━━━ Information shown
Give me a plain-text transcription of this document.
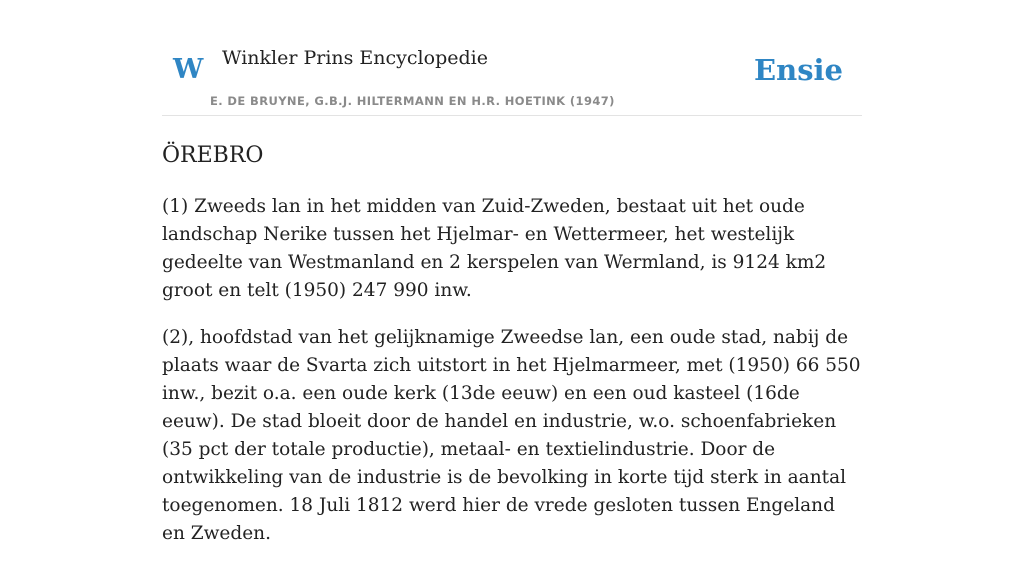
W Winkler Prins Encyclopedie
E. DE BRUYNE, G.B.J. HILTERMANN EN H.R. HOETINK (1947)
Ensie
ÖREBRO

(1) Zweeds lan in het midden van Zuid-Zweden, bestaat uit het oude landschap Nerike tussen het Hjelmar- en Wettermeer, het westelijk gedeelte van Westmanland en 2 kerspelen van Wermland, is 9124 km2 groot en telt (1950) 247 990 inw.

(2), hoofdstad van het gelijknamige Zweedse lan, een oude stad, nabij de plaats waar de Svarta zich uitstort in het Hjelmarmeer, met (1950) 66 550 inw., bezit o.a. een oude kerk (13de eeuw) en een oud kasteel (16de eeuw). De stad bloeit door de handel en industrie, w.o. schoenfabrieken (35 pct der totale productie), metaal- en textielindustrie. Door de ontwikkeling van de industrie is de bevolking in korte tijd sterk in aantal toegenomen. 18 Juli 1812 werd hier de vrede gesloten tussen Engeland en Zweden.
━━━━━━
Assignment: Please transcribe every entry above exactly, leaving out any pictures.

Answer box:
Give me a plain-text transcription of this document.
W Winkler Prins Encyclopedie
E. DE BRUYNE, G.B.J. HILTERMANN EN H.R. HOETINK (1947)
Ensie
ÖREBRO

(1) Zweeds lan in het midden van Zuid-Zweden, bestaat uit het oude landschap Nerike tussen het Hjelmar- en Wettermeer, het westelijk gedeelte van Westmanland en 2 kerspelen van Wermland, is 9124 km2 groot en telt (1950) 247 990 inw.

(2), hoofdstad van het gelijknamige Zweedse lan, een oude stad, nabij de plaats waar de Svarta zich uitstort in het Hjelmarmeer, met (1950) 66 550 inw., bezit o.a. een oude kerk (13de eeuw) en een oud kasteel (16de eeuw). De stad bloeit door de handel en industrie, w.o. schoenfabrieken (35 pct der totale productie), metaal- en textielindustrie. Door de ontwikkeling van de industrie is de bevolking in korte tijd sterk in aantal toegenomen. 18 Juli 1812 werd hier de vrede gesloten tussen Engeland en Zweden.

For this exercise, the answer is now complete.